= Direction =
Reproduce every line of the listing below without changing anything.

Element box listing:
--
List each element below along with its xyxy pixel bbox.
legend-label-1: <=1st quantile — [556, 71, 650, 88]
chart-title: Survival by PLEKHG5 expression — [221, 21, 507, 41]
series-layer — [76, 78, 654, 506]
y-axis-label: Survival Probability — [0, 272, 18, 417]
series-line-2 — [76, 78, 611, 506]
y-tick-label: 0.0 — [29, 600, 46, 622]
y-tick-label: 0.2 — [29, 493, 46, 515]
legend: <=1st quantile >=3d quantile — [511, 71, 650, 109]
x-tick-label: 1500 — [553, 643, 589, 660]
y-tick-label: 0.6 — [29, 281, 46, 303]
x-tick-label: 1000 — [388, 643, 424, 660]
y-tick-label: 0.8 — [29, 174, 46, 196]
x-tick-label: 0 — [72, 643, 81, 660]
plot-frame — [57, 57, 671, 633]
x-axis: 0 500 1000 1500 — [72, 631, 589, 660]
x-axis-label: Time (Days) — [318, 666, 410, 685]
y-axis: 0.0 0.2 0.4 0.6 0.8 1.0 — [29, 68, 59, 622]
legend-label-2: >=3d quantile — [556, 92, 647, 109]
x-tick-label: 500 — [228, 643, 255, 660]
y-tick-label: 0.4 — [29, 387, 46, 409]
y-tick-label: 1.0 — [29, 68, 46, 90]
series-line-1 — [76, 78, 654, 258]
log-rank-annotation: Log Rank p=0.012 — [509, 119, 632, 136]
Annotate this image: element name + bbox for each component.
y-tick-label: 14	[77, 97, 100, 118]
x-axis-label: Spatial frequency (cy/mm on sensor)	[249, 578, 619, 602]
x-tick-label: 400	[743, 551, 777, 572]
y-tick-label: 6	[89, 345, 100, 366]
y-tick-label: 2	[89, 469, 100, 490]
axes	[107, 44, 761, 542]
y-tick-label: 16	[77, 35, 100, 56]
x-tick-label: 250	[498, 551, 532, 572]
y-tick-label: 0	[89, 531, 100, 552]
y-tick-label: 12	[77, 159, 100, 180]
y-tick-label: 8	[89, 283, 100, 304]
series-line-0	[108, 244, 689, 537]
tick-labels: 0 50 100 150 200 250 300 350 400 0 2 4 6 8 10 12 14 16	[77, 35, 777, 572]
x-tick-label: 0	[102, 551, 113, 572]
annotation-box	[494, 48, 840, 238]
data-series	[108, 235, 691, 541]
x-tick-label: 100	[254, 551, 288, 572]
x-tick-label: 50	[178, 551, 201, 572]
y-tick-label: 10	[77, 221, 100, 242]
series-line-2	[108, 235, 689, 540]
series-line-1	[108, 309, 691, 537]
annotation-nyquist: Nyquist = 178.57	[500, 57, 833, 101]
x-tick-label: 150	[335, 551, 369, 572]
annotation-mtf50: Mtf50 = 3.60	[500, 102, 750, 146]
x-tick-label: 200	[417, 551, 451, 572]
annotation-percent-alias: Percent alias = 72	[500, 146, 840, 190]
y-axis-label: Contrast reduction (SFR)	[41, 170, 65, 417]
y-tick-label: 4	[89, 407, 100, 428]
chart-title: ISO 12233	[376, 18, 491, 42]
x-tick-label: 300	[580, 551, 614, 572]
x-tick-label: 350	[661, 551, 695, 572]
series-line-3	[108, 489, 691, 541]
--
= Result =
List each element below along with its xyxy pixel bbox.
legend-label-1: <=1st quantile — [556, 71, 650, 88]
chart-title: Survival by PLEKHG5 expression — [221, 21, 507, 41]
series-layer — [76, 78, 654, 506]
y-axis-label: Survival Probability — [0, 272, 18, 417]
series-line-2 — [76, 78, 611, 506]
y-tick-label: 0.0 — [29, 600, 46, 622]
y-tick-label: 0.2 — [29, 493, 46, 515]
legend: <=1st quantile >=3d quantile — [511, 71, 650, 109]
x-tick-label: 1500 — [553, 643, 589, 660]
y-tick-label: 0.6 — [29, 281, 46, 303]
x-tick-label: 1000 — [388, 643, 424, 660]
y-tick-label: 0.8 — [29, 174, 46, 196]
x-tick-label: 0 — [72, 643, 81, 660]
plot-frame — [57, 57, 671, 633]
x-axis: 0 500 1000 1500 — [72, 631, 589, 660]
x-axis-label: Time (Days) — [318, 666, 410, 685]
y-axis: 0.0 0.2 0.4 0.6 0.8 1.0 — [29, 68, 59, 622]
legend-label-2: >=3d quantile — [556, 92, 647, 109]
x-tick-label: 500 — [228, 643, 255, 660]
y-tick-label: 0.4 — [29, 387, 46, 409]
y-tick-label: 1.0 — [29, 68, 46, 90]
series-line-1 — [76, 78, 654, 258]
log-rank-annotation: Log Rank p=0.012 — [509, 119, 632, 136]
Annotate this image: element name + bbox for each component.
y-tick-label: 14	[77, 97, 100, 118]
x-axis-label: Spatial frequency (cy/mm on sensor)	[249, 578, 619, 602]
x-tick-label: 400	[743, 551, 777, 572]
y-tick-label: 6	[89, 345, 100, 366]
y-tick-label: 2	[89, 469, 100, 490]
axes	[107, 44, 761, 542]
y-tick-label: 16	[77, 35, 100, 56]
x-tick-label: 250	[498, 551, 532, 572]
y-tick-label: 0	[89, 531, 100, 552]
y-tick-label: 12	[77, 159, 100, 180]
y-tick-label: 8	[89, 283, 100, 304]
series-line-0	[108, 244, 689, 537]
tick-labels: 0 50 100 150 200 250 300 350 400 0 2 4 6 8 10 12 14 16	[77, 35, 777, 572]
x-tick-label: 0	[102, 551, 113, 572]
annotation-box	[494, 48, 840, 238]
data-series	[108, 235, 691, 541]
x-tick-label: 100	[254, 551, 288, 572]
x-tick-label: 50	[178, 551, 201, 572]
y-tick-label: 10	[77, 221, 100, 242]
series-line-2	[108, 235, 689, 540]
series-line-1	[108, 309, 691, 537]
annotation-nyquist: Nyquist = 178.57	[500, 57, 833, 101]
x-tick-label: 150	[335, 551, 369, 572]
annotation-mtf50: Mtf50 = 3.60	[500, 102, 750, 146]
x-tick-label: 200	[417, 551, 451, 572]
annotation-percent-alias: Percent alias = 72	[500, 146, 840, 190]
y-axis-label: Contrast reduction (SFR)	[41, 170, 65, 417]
y-tick-label: 4	[89, 407, 100, 428]
chart-title: ISO 12233	[376, 18, 491, 42]
x-tick-label: 300	[580, 551, 614, 572]
x-tick-label: 350	[661, 551, 695, 572]
series-line-3	[108, 489, 691, 541]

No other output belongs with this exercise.